Put everything from the line containing "Find all labels, buttons, inputs, and" down to the line containing "left-axis-tick: 4,5: [874, 165, 887, 175]", both included, into a JSON list of strings with one string per line and no blank lines.

**Records to process**
□ □ □ □ □ □ □
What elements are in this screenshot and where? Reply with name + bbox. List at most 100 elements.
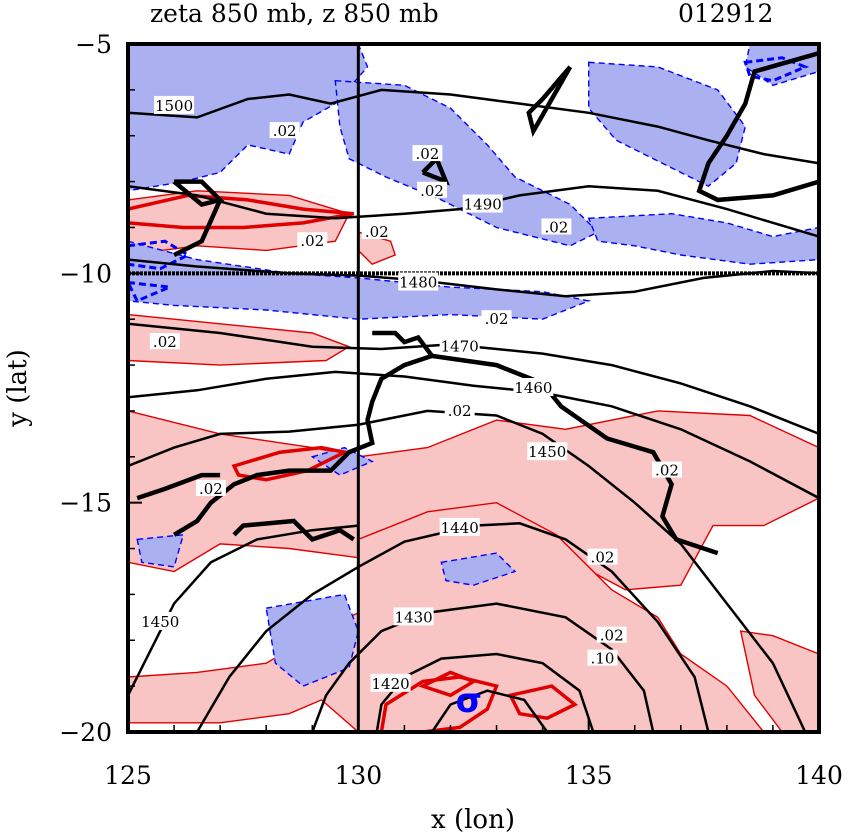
□ □ □ □ □ □ □
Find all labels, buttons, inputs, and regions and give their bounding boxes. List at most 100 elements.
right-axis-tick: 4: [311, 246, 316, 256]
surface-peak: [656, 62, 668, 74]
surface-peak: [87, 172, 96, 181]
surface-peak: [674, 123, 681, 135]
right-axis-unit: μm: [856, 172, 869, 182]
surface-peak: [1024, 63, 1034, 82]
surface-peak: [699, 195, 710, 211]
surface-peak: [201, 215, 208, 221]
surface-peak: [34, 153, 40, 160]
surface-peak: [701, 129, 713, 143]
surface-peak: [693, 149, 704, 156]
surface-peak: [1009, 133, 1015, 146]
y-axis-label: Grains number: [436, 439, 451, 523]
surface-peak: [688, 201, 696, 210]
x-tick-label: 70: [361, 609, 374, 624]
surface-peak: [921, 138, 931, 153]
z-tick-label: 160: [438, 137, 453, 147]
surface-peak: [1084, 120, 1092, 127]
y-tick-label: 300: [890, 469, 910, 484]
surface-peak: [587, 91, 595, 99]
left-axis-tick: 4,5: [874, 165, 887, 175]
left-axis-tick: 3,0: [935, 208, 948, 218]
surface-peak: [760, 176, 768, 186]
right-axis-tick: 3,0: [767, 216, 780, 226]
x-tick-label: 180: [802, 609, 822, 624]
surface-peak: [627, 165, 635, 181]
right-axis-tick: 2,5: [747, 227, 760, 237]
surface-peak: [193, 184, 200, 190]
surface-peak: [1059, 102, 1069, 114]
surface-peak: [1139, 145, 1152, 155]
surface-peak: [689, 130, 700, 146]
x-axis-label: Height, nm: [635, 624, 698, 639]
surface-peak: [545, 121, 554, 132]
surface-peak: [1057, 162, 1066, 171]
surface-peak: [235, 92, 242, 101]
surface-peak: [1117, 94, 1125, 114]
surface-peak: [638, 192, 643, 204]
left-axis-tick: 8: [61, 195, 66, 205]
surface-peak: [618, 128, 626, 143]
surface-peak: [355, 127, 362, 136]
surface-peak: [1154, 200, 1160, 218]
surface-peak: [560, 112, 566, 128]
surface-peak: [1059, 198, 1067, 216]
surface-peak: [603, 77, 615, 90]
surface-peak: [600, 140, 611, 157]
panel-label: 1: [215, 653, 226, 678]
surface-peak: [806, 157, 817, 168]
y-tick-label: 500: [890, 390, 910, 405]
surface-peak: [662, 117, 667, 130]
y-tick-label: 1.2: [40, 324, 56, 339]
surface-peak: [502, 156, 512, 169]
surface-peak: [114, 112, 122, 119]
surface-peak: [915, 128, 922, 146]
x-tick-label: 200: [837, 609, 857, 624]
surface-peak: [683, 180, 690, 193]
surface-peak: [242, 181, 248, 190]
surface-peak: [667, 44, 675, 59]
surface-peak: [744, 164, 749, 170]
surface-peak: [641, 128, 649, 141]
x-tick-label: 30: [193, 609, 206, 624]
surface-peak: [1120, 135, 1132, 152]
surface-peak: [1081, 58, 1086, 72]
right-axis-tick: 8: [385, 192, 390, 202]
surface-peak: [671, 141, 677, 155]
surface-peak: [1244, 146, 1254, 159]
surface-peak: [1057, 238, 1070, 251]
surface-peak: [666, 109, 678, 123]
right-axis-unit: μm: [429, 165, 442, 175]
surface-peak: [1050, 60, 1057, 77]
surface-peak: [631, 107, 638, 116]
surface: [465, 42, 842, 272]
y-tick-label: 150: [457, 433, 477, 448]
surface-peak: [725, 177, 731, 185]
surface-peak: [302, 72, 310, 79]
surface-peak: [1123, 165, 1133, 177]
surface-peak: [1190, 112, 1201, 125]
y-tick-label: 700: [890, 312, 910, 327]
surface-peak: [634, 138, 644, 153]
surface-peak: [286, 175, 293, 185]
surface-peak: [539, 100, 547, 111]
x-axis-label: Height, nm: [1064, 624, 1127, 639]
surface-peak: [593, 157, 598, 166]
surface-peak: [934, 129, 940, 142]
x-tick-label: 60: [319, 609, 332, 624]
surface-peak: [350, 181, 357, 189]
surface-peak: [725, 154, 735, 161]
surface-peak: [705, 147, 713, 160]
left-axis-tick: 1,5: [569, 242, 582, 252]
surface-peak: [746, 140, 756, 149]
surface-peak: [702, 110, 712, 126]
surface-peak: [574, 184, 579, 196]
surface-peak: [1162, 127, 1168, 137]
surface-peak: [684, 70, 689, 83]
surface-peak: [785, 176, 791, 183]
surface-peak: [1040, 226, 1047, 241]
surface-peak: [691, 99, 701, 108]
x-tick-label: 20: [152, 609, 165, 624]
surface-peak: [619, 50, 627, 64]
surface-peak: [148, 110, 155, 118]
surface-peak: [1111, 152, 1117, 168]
□ □ □ □ □ □ □
**Exercise output**
[
  "Find all labels, buttons, inputs, and regions and give their bounding boxes. List at most 100 elements.",
  "right-axis-tick: 4: [311, 246, 316, 256]",
  "surface-peak: [656, 62, 668, 74]",
  "surface-peak: [87, 172, 96, 181]",
  "surface-peak: [674, 123, 681, 135]",
  "right-axis-unit: μm: [856, 172, 869, 182]",
  "surface-peak: [1024, 63, 1034, 82]",
  "surface-peak: [699, 195, 710, 211]",
  "surface-peak: [201, 215, 208, 221]",
  "surface-peak: [34, 153, 40, 160]",
  "surface-peak: [701, 129, 713, 143]",
  "surface-peak: [693, 149, 704, 156]",
  "surface-peak: [1009, 133, 1015, 146]",
  "y-axis-label: Grains number: [436, 439, 451, 523]",
  "surface-peak: [688, 201, 696, 210]",
  "x-tick-label: 70: [361, 609, 374, 624]",
  "surface-peak: [921, 138, 931, 153]",
  "z-tick-label: 160: [438, 137, 453, 147]",
  "surface-peak: [1084, 120, 1092, 127]",
  "y-tick-label: 300: [890, 469, 910, 484]",
  "surface-peak: [587, 91, 595, 99]",
  "left-axis-tick: 4,5: [874, 165, 887, 175]"
]